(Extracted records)
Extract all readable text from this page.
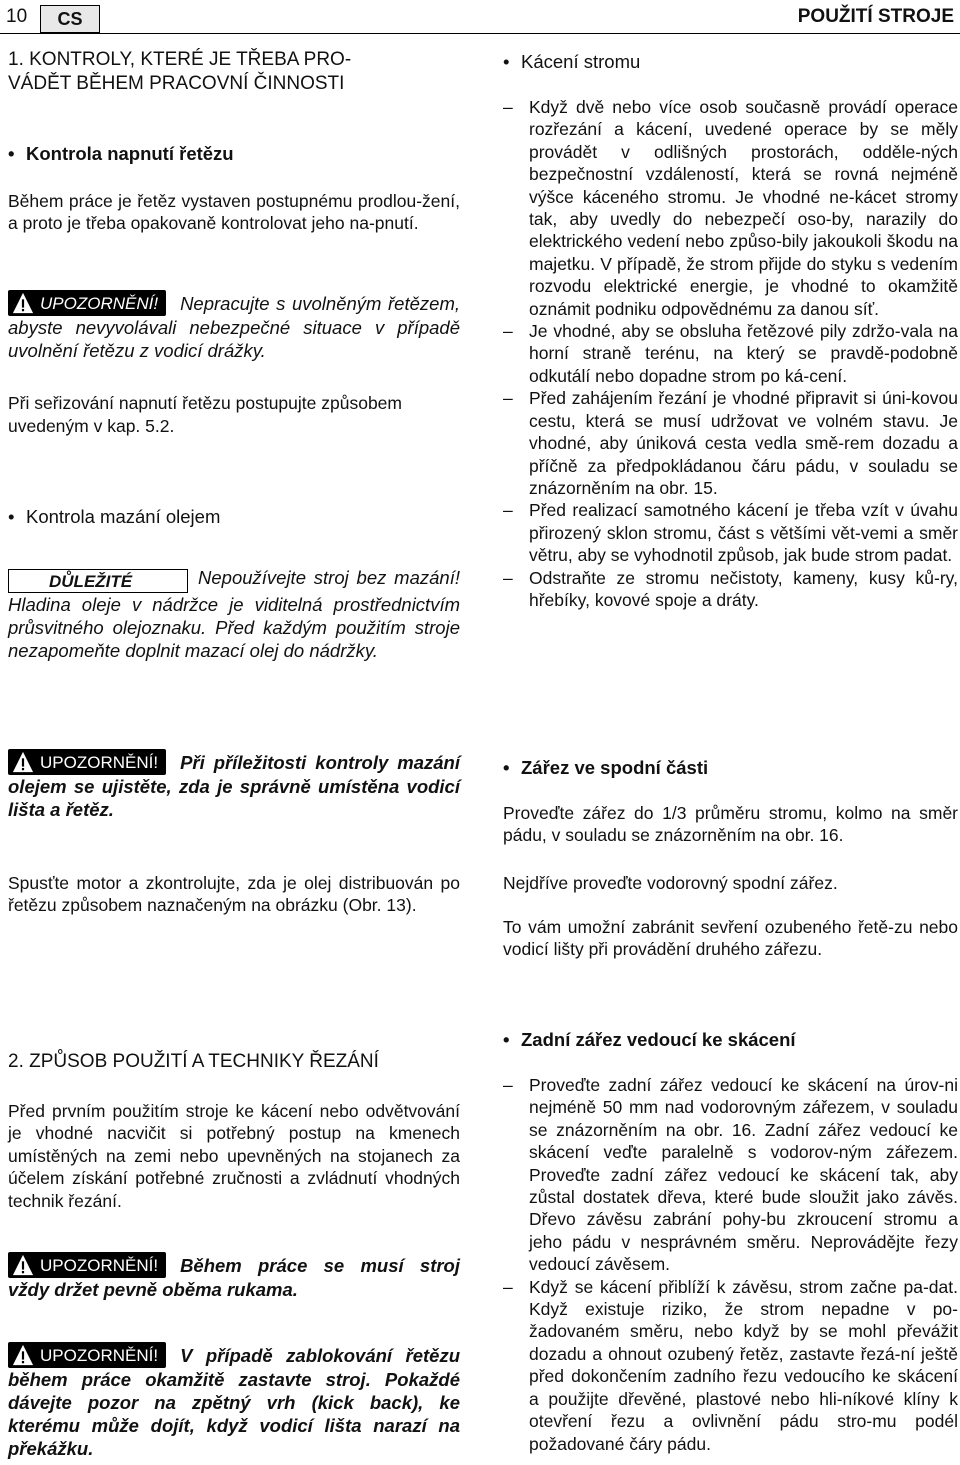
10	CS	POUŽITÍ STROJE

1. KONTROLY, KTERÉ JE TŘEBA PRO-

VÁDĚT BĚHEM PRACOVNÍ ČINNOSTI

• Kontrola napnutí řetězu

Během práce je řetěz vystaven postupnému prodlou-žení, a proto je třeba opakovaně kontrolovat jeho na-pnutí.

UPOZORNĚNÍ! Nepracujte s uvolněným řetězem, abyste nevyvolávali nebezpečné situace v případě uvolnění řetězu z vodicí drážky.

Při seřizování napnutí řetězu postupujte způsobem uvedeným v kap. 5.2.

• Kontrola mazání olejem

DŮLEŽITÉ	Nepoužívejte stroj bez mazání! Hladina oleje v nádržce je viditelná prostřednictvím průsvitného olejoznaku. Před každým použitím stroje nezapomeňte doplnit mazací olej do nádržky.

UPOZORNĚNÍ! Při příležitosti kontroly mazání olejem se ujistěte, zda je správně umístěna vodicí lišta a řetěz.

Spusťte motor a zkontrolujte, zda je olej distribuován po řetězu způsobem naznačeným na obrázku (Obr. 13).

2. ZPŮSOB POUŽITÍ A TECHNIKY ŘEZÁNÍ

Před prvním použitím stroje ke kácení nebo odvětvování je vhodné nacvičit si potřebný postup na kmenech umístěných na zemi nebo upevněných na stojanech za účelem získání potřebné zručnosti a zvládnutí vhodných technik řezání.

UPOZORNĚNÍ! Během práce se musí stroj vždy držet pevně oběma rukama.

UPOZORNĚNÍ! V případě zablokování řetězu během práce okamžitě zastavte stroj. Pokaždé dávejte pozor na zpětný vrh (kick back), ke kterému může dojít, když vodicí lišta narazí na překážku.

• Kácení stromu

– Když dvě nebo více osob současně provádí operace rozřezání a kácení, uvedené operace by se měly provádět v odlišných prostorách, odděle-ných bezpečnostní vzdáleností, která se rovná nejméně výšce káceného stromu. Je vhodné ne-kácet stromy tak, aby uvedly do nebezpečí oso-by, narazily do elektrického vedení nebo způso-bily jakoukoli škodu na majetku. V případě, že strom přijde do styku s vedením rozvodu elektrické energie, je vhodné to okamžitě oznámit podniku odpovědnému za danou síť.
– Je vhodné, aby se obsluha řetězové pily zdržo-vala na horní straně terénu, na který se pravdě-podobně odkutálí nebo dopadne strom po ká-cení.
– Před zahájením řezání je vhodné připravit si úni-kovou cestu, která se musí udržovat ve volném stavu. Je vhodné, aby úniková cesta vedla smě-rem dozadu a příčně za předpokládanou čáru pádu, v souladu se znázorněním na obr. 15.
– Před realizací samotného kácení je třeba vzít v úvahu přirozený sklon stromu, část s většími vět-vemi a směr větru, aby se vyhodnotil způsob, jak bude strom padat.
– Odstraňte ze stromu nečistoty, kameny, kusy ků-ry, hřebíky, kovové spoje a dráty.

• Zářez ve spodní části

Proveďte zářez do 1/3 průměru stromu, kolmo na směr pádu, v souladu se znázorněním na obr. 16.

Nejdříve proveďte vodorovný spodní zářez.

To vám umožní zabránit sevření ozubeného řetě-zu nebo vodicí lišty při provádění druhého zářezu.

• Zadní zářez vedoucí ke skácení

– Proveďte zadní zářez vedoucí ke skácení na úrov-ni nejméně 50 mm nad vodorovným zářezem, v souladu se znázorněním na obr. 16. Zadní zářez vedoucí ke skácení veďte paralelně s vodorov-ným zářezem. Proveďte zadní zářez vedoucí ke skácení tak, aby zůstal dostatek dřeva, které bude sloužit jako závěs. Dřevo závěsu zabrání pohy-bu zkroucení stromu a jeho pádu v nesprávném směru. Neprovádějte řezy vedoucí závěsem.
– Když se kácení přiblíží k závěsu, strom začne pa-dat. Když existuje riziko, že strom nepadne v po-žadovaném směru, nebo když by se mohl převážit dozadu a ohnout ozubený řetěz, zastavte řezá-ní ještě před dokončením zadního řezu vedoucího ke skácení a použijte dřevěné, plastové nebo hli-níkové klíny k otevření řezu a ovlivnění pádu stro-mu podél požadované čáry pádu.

- [What the task asks]:
Locate the word "souladu" in the entries, and copy every line where it is found.

- [Solution to this task]:
– Před zahájením řezání je vhodné připravit si úni-kovou cestu, která se musí udržovat ve volném stavu. Je vhodné, aby úniková cesta vedla smě-rem dozadu a příčně za předpokládanou čáru pádu, v souladu se znázorněním na obr. 15.
Proveďte zářez do 1/3 průměru stromu, kolmo na směr pádu, v souladu se znázorněním na obr. 16.
– Proveďte zadní zářez vedoucí ke skácení na úrov-ni nejméně 50 mm nad vodorovným zářezem, v souladu se znázorněním na obr. 16. Zadní zářez vedoucí ke skácení veďte paralelně s vodorov-ným zářezem. Proveďte zadní zářez vedoucí ke skácení tak, aby zůstal dostatek dřeva, které bude sloužit jako závěs. Dřevo závěsu zabrání pohy-bu zkroucení stromu a jeho pádu v nesprávném směru. Neprovádějte řezy vedoucí závěsem.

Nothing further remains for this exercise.